___ Material ___
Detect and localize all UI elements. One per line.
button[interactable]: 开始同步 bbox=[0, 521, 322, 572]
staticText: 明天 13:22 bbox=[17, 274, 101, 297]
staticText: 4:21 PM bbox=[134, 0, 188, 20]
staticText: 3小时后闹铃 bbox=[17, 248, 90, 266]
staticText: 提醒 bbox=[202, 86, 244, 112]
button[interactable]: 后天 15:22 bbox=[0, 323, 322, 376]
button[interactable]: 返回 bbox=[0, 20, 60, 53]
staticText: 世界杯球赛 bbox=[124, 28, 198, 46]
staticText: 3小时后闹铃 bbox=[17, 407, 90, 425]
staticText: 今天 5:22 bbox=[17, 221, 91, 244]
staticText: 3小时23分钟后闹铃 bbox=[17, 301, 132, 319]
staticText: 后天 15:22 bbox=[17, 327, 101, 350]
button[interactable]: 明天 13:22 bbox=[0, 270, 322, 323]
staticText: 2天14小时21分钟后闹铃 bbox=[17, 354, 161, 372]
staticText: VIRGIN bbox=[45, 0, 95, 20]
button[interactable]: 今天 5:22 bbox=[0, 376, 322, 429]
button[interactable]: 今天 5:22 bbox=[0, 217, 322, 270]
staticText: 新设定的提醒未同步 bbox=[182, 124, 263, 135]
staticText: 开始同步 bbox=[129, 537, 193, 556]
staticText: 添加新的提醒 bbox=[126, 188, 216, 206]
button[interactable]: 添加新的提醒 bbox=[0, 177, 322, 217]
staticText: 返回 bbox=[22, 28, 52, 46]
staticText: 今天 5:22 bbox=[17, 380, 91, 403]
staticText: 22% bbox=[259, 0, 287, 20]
___
Put every line of the records above into a JSON list of strings, with one string per line and no entries for blank lines.

* [Solution]
[
  "Detect and localize all UI elements. One per line.",
  "button[interactable]: 开始同步 bbox=[0, 521, 322, 572]",
  "staticText: 明天 13:22 bbox=[17, 274, 101, 297]",
  "staticText: 4:21 PM bbox=[134, 0, 188, 20]",
  "staticText: 3小时后闹铃 bbox=[17, 248, 90, 266]",
  "staticText: 提醒 bbox=[202, 86, 244, 112]",
  "button[interactable]: 后天 15:22 bbox=[0, 323, 322, 376]",
  "button[interactable]: 返回 bbox=[0, 20, 60, 53]",
  "staticText: 世界杯球赛 bbox=[124, 28, 198, 46]",
  "staticText: 3小时后闹铃 bbox=[17, 407, 90, 425]",
  "staticText: 今天 5:22 bbox=[17, 221, 91, 244]",
  "staticText: 3小时23分钟后闹铃 bbox=[17, 301, 132, 319]",
  "staticText: 后天 15:22 bbox=[17, 327, 101, 350]",
  "button[interactable]: 明天 13:22 bbox=[0, 270, 322, 323]",
  "staticText: 2天14小时21分钟后闹铃 bbox=[17, 354, 161, 372]",
  "staticText: VIRGIN bbox=[45, 0, 95, 20]",
  "button[interactable]: 今天 5:22 bbox=[0, 376, 322, 429]",
  "button[interactable]: 今天 5:22 bbox=[0, 217, 322, 270]",
  "staticText: 新设定的提醒未同步 bbox=[182, 124, 263, 135]",
  "staticText: 开始同步 bbox=[129, 537, 193, 556]",
  "staticText: 添加新的提醒 bbox=[126, 188, 216, 206]",
  "button[interactable]: 添加新的提醒 bbox=[0, 177, 322, 217]",
  "staticText: 返回 bbox=[22, 28, 52, 46]",
  "staticText: 今天 5:22 bbox=[17, 380, 91, 403]",
  "staticText: 22% bbox=[259, 0, 287, 20]"
]